# DATA FOR PROCESSING
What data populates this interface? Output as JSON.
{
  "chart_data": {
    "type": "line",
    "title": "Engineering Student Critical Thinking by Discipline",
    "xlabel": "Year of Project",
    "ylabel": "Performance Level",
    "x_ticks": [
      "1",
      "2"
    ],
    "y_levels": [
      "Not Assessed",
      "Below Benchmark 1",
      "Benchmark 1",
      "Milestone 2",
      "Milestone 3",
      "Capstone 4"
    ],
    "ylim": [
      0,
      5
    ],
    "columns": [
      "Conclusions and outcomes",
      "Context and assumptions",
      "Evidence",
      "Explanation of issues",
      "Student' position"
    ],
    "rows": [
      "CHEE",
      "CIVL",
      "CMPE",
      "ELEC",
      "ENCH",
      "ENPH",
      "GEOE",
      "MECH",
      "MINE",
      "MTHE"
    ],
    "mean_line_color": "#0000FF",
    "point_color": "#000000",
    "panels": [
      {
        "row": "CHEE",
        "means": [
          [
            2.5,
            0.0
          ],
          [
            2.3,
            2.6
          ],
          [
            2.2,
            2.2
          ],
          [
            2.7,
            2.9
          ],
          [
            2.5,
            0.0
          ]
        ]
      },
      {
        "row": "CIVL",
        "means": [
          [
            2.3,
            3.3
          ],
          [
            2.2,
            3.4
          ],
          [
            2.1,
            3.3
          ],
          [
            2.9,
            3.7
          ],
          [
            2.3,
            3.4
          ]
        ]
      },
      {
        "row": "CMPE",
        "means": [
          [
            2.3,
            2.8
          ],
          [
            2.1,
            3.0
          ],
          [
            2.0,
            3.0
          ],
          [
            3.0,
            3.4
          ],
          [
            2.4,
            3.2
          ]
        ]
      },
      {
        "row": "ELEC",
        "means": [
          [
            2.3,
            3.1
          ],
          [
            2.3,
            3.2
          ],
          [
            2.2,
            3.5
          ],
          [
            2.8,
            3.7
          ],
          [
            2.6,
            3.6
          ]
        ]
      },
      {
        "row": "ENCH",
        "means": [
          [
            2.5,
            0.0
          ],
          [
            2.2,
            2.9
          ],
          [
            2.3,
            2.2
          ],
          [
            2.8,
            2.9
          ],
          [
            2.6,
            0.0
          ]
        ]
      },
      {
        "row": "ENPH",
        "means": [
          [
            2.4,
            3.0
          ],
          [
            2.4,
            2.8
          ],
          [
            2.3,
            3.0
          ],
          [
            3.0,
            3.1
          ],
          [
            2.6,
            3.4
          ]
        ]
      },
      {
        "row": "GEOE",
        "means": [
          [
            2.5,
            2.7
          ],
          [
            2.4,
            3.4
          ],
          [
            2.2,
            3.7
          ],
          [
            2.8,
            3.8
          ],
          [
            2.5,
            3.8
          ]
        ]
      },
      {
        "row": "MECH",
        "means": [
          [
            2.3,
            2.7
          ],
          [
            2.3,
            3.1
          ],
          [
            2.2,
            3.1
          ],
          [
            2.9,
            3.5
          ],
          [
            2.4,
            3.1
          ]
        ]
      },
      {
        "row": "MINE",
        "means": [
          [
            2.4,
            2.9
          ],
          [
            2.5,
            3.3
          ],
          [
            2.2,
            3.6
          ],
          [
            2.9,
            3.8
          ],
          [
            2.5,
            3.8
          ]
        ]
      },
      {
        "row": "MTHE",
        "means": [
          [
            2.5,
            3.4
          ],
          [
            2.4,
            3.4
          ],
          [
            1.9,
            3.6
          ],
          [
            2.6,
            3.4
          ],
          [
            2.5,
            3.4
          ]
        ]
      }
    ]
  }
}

# INSTRUCTIONS FOR THE TASK
Each record above should be restated word for word.

# RESPONSE BELOW
What data populates this interface? Output as JSON.
{
  "chart_data": {
    "type": "line",
    "title": "Engineering Student Critical Thinking by Discipline",
    "xlabel": "Year of Project",
    "ylabel": "Performance Level",
    "x_ticks": [
      "1",
      "2"
    ],
    "y_levels": [
      "Not Assessed",
      "Below Benchmark 1",
      "Benchmark 1",
      "Milestone 2",
      "Milestone 3",
      "Capstone 4"
    ],
    "ylim": [
      0,
      5
    ],
    "columns": [
      "Conclusions and outcomes",
      "Context and assumptions",
      "Evidence",
      "Explanation of issues",
      "Student' position"
    ],
    "rows": [
      "CHEE",
      "CIVL",
      "CMPE",
      "ELEC",
      "ENCH",
      "ENPH",
      "GEOE",
      "MECH",
      "MINE",
      "MTHE"
    ],
    "mean_line_color": "#0000FF",
    "point_color": "#000000",
    "panels": [
      {
        "row": "CHEE",
        "means": [
          [
            2.5,
            0.0
          ],
          [
            2.3,
            2.6
          ],
          [
            2.2,
            2.2
          ],
          [
            2.7,
            2.9
          ],
          [
            2.5,
            0.0
          ]
        ]
      },
      {
        "row": "CIVL",
        "means": [
          [
            2.3,
            3.3
          ],
          [
            2.2,
            3.4
          ],
          [
            2.1,
            3.3
          ],
          [
            2.9,
            3.7
          ],
          [
            2.3,
            3.4
          ]
        ]
      },
      {
        "row": "CMPE",
        "means": [
          [
            2.3,
            2.8
          ],
          [
            2.1,
            3.0
          ],
          [
            2.0,
            3.0
          ],
          [
            3.0,
            3.4
          ],
          [
            2.4,
            3.2
          ]
        ]
      },
      {
        "row": "ELEC",
        "means": [
          [
            2.3,
            3.1
          ],
          [
            2.3,
            3.2
          ],
          [
            2.2,
            3.5
          ],
          [
            2.8,
            3.7
          ],
          [
            2.6,
            3.6
          ]
        ]
      },
      {
        "row": "ENCH",
        "means": [
          [
            2.5,
            0.0
          ],
          [
            2.2,
            2.9
          ],
          [
            2.3,
            2.2
          ],
          [
            2.8,
            2.9
          ],
          [
            2.6,
            0.0
          ]
        ]
      },
      {
        "row": "ENPH",
        "means": [
          [
            2.4,
            3.0
          ],
          [
            2.4,
            2.8
          ],
          [
            2.3,
            3.0
          ],
          [
            3.0,
            3.1
          ],
          [
            2.6,
            3.4
          ]
        ]
      },
      {
        "row": "GEOE",
        "means": [
          [
            2.5,
            2.7
          ],
          [
            2.4,
            3.4
          ],
          [
            2.2,
            3.7
          ],
          [
            2.8,
            3.8
          ],
          [
            2.5,
            3.8
          ]
        ]
      },
      {
        "row": "MECH",
        "means": [
          [
            2.3,
            2.7
          ],
          [
            2.3,
            3.1
          ],
          [
            2.2,
            3.1
          ],
          [
            2.9,
            3.5
          ],
          [
            2.4,
            3.1
          ]
        ]
      },
      {
        "row": "MINE",
        "means": [
          [
            2.4,
            2.9
          ],
          [
            2.5,
            3.3
          ],
          [
            2.2,
            3.6
          ],
          [
            2.9,
            3.8
          ],
          [
            2.5,
            3.8
          ]
        ]
      },
      {
        "row": "MTHE",
        "means": [
          [
            2.5,
            3.4
          ],
          [
            2.4,
            3.4
          ],
          [
            1.9,
            3.6
          ],
          [
            2.6,
            3.4
          ],
          [
            2.5,
            3.4
          ]
        ]
      }
    ]
  }
}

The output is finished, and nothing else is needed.